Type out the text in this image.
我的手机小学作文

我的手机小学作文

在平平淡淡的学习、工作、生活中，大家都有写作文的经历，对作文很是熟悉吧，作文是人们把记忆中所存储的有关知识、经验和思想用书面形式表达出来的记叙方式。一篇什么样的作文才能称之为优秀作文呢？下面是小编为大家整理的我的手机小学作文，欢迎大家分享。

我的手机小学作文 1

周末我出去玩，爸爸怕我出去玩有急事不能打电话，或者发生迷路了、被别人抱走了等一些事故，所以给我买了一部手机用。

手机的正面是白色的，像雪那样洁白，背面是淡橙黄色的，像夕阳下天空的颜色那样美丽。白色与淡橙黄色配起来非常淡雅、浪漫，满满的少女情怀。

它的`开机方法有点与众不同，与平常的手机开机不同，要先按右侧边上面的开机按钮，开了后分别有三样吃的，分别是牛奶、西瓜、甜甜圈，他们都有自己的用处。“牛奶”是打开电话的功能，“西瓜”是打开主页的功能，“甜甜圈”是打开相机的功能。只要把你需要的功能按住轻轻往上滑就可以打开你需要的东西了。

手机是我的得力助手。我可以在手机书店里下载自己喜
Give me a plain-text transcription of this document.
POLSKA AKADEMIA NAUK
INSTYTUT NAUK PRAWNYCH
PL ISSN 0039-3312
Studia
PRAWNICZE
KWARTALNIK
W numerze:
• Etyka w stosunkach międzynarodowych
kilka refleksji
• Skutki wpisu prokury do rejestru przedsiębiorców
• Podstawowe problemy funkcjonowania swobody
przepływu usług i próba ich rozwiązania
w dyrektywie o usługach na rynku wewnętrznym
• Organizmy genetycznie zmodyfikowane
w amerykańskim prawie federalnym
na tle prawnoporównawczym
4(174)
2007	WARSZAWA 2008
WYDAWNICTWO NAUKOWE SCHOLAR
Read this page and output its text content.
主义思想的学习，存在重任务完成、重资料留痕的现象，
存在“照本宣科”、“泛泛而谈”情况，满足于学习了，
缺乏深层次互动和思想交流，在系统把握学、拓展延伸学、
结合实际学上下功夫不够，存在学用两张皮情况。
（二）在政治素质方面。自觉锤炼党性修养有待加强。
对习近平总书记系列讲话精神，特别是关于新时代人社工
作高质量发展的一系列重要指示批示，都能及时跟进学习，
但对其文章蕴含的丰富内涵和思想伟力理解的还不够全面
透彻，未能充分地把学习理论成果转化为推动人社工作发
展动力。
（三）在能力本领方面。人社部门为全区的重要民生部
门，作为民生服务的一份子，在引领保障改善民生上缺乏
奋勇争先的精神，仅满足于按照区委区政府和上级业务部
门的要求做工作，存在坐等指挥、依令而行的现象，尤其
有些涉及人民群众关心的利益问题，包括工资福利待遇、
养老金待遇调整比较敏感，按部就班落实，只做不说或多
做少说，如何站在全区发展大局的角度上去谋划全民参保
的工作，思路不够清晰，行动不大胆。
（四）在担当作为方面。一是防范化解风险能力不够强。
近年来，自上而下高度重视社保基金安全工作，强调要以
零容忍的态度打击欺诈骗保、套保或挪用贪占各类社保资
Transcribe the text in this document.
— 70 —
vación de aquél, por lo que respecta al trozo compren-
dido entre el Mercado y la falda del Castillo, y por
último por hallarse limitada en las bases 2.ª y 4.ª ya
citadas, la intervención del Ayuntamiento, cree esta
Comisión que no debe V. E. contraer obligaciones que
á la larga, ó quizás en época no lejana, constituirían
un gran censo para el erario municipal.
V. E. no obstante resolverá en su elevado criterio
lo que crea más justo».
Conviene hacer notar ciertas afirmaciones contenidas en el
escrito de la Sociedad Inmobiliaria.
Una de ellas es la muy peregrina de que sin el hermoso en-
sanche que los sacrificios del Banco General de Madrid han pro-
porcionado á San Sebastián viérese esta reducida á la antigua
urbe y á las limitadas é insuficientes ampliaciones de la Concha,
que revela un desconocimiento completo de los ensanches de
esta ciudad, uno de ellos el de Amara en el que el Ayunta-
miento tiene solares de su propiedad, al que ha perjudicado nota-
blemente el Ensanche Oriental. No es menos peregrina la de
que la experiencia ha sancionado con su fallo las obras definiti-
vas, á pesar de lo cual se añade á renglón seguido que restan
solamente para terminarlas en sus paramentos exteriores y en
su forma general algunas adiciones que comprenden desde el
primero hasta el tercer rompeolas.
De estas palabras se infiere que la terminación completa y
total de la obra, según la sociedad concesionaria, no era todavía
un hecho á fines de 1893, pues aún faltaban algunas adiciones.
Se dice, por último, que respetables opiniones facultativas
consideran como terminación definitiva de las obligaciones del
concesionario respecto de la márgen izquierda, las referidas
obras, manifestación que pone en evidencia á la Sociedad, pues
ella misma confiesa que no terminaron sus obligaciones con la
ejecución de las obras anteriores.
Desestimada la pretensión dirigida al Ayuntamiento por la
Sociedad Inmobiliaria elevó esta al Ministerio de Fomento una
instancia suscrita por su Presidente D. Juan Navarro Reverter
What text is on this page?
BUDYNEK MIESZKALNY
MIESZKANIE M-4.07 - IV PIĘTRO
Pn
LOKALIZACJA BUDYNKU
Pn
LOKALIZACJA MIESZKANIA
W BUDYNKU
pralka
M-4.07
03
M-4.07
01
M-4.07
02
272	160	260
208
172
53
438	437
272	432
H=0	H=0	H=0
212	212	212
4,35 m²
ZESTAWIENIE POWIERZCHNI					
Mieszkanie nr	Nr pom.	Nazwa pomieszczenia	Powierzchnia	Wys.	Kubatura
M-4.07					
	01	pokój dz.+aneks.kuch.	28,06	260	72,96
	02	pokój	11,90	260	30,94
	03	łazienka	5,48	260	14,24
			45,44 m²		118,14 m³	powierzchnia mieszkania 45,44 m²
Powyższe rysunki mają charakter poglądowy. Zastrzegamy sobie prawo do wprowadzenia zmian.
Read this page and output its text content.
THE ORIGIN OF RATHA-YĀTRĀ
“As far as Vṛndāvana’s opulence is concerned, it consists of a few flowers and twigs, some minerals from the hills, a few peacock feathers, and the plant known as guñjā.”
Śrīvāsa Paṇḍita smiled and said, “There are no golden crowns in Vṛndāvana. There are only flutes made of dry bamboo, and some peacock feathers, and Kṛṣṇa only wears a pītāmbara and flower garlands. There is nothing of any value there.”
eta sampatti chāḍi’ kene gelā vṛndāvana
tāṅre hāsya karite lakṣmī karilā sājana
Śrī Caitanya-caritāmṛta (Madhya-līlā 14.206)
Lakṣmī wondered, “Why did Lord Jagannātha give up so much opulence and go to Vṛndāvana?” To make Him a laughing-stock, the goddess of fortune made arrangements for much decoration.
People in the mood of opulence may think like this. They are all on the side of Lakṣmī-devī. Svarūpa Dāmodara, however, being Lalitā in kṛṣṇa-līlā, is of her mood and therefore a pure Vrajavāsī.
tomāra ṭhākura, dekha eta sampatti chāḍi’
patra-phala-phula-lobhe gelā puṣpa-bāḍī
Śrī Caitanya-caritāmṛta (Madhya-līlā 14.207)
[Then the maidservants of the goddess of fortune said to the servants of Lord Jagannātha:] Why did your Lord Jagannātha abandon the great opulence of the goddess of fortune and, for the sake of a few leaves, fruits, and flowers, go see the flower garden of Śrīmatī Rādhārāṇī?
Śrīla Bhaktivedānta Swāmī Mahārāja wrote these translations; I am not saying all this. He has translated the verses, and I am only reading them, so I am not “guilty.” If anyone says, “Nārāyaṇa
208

> _THE REQUEST_
All the entries above need to be reproduced exactly.

> _RIGHT ANSWER_
Type out the text in this image.
我的手机小学作文

我的手机小学作文

在平平淡淡的学习、工作、生活中，大家都有写作文的经历，对作文很是熟悉吧，作文是人们把记忆中所存储的有关知识、经验和思想用书面形式表达出来的记叙方式。一篇什么样的作文才能称之为优秀作文呢？下面是小编为大家整理的我的手机小学作文，欢迎大家分享。

我的手机小学作文 1

周末我出去玩，爸爸怕我出去玩有急事不能打电话，或者发生迷路了、被别人抱走了等一些事故，所以给我买了一部手机用。

手机的正面是白色的，像雪那样洁白，背面是淡橙黄色的，像夕阳下天空的颜色那样美丽。白色与淡橙黄色配起来非常淡雅、浪漫，满满的少女情怀。

它的`开机方法有点与众不同，与平常的手机开机不同，要先按右侧边上面的开机按钮，开了后分别有三样吃的，分别是牛奶、西瓜、甜甜圈，他们都有自己的用处。“牛奶”是打开电话的功能，“西瓜”是打开主页的功能，“甜甜圈”是打开相机的功能。只要把你需要的功能按住轻轻往上滑就可以打开你需要的东西了。

手机是我的得力助手。我可以在手机书店里下载自己喜
Give me a plain-text transcription of this document.
POLSKA AKADEMIA NAUK
INSTYTUT NAUK PRAWNYCH
PL ISSN 0039-3312
Studia
PRAWNICZE
KWARTALNIK
W numerze:
• Etyka w stosunkach międzynarodowych
kilka refleksji
• Skutki wpisu prokury do rejestru przedsiębiorców
• Podstawowe problemy funkcjonowania swobody
przepływu usług i próba ich rozwiązania
w dyrektywie o usługach na rynku wewnętrznym
• Organizmy genetycznie zmodyfikowane
w amerykańskim prawie federalnym
na tle prawnoporównawczym
4(174)
2007	WARSZAWA 2008
WYDAWNICTWO NAUKOWE SCHOLAR
Read this page and output its text content.
主义思想的学习，存在重任务完成、重资料留痕的现象，
存在“照本宣科”、“泛泛而谈”情况，满足于学习了，
缺乏深层次互动和思想交流，在系统把握学、拓展延伸学、
结合实际学上下功夫不够，存在学用两张皮情况。
（二）在政治素质方面。自觉锤炼党性修养有待加强。
对习近平总书记系列讲话精神，特别是关于新时代人社工
作高质量发展的一系列重要指示批示，都能及时跟进学习，
但对其文章蕴含的丰富内涵和思想伟力理解的还不够全面
透彻，未能充分地把学习理论成果转化为推动人社工作发
展动力。
（三）在能力本领方面。人社部门为全区的重要民生部
门，作为民生服务的一份子，在引领保障改善民生上缺乏
奋勇争先的精神，仅满足于按照区委区政府和上级业务部
门的要求做工作，存在坐等指挥、依令而行的现象，尤其
有些涉及人民群众关心的利益问题，包括工资福利待遇、
养老金待遇调整比较敏感，按部就班落实，只做不说或多
做少说，如何站在全区发展大局的角度上去谋划全民参保
的工作，思路不够清晰，行动不大胆。
（四）在担当作为方面。一是防范化解风险能力不够强。
近年来，自上而下高度重视社保基金安全工作，强调要以
零容忍的态度打击欺诈骗保、套保或挪用贪占各类社保资
Transcribe the text in this document.
— 70 —
vación de aquél, por lo que respecta al trozo compren-
dido entre el Mercado y la falda del Castillo, y por
último por hallarse limitada en las bases 2.ª y 4.ª ya
citadas, la intervención del Ayuntamiento, cree esta
Comisión que no debe V. E. contraer obligaciones que
á la larga, ó quizás en época no lejana, constituirían
un gran censo para el erario municipal.
V. E. no obstante resolverá en su elevado criterio
lo que crea más justo».
Conviene hacer notar ciertas afirmaciones contenidas en el
escrito de la Sociedad Inmobiliaria.
Una de ellas es la muy peregrina de que sin el hermoso en-
sanche que los sacrificios del Banco General de Madrid han pro-
porcionado á San Sebastián viérese esta reducida á la antigua
urbe y á las limitadas é insuficientes ampliaciones de la Concha,
que revela un desconocimiento completo de los ensanches de
esta ciudad, uno de ellos el de Amara en el que el Ayunta-
miento tiene solares de su propiedad, al que ha perjudicado nota-
blemente el Ensanche Oriental. No es menos peregrina la de
que la experiencia ha sancionado con su fallo las obras definiti-
vas, á pesar de lo cual se añade á renglón seguido que restan
solamente para terminarlas en sus paramentos exteriores y en
su forma general algunas adiciones que comprenden desde el
primero hasta el tercer rompeolas.
De estas palabras se infiere que la terminación completa y
total de la obra, según la sociedad concesionaria, no era todavía
un hecho á fines de 1893, pues aún faltaban algunas adiciones.
Se dice, por último, que respetables opiniones facultativas
consideran como terminación definitiva de las obligaciones del
concesionario respecto de la márgen izquierda, las referidas
obras, manifestación que pone en evidencia á la Sociedad, pues
ella misma confiesa que no terminaron sus obligaciones con la
ejecución de las obras anteriores.
Desestimada la pretensión dirigida al Ayuntamiento por la
Sociedad Inmobiliaria elevó esta al Ministerio de Fomento una
instancia suscrita por su Presidente D. Juan Navarro Reverter
What text is on this page?
BUDYNEK MIESZKALNY
MIESZKANIE M-4.07 - IV PIĘTRO
Pn
LOKALIZACJA BUDYNKU
Pn
LOKALIZACJA MIESZKANIA
W BUDYNKU
pralka
M-4.07
03
M-4.07
01
M-4.07
02
272	160	260
208
172
53
438	437
272	432
H=0	H=0	H=0
212	212	212
4,35 m²
ZESTAWIENIE POWIERZCHNI					
Mieszkanie nr	Nr pom.	Nazwa pomieszczenia	Powierzchnia	Wys.	Kubatura
M-4.07					
	01	pokój dz.+aneks.kuch.	28,06	260	72,96
	02	pokój	11,90	260	30,94
	03	łazienka	5,48	260	14,24
			45,44 m²		118,14 m³	powierzchnia mieszkania 45,44 m²
Powyższe rysunki mają charakter poglądowy. Zastrzegamy sobie prawo do wprowadzenia zmian.
Read this page and output its text content.
THE ORIGIN OF RATHA-YĀTRĀ
“As far as Vṛndāvana’s opulence is concerned, it consists of a few flowers and twigs, some minerals from the hills, a few peacock feathers, and the plant known as guñjā.”
Śrīvāsa Paṇḍita smiled and said, “There are no golden crowns in Vṛndāvana. There are only flutes made of dry bamboo, and some peacock feathers, and Kṛṣṇa only wears a pītāmbara and flower garlands. There is nothing of any value there.”
eta sampatti chāḍi’ kene gelā vṛndāvana
tāṅre hāsya karite lakṣmī karilā sājana
Śrī Caitanya-caritāmṛta (Madhya-līlā 14.206)
Lakṣmī wondered, “Why did Lord Jagannātha give up so much opulence and go to Vṛndāvana?” To make Him a laughing-stock, the goddess of fortune made arrangements for much decoration.
People in the mood of opulence may think like this. They are all on the side of Lakṣmī-devī. Svarūpa Dāmodara, however, being Lalitā in kṛṣṇa-līlā, is of her mood and therefore a pure Vrajavāsī.
tomāra ṭhākura, dekha eta sampatti chāḍi’
patra-phala-phula-lobhe gelā puṣpa-bāḍī
Śrī Caitanya-caritāmṛta (Madhya-līlā 14.207)
[Then the maidservants of the goddess of fortune said to the servants of Lord Jagannātha:] Why did your Lord Jagannātha abandon the great opulence of the goddess of fortune and, for the sake of a few leaves, fruits, and flowers, go see the flower garden of Śrīmatī Rādhārāṇī?
Śrīla Bhaktivedānta Swāmī Mahārāja wrote these translations; I am not saying all this. He has translated the verses, and I am only reading them, so I am not “guilty.” If anyone says, “Nārāyaṇa
208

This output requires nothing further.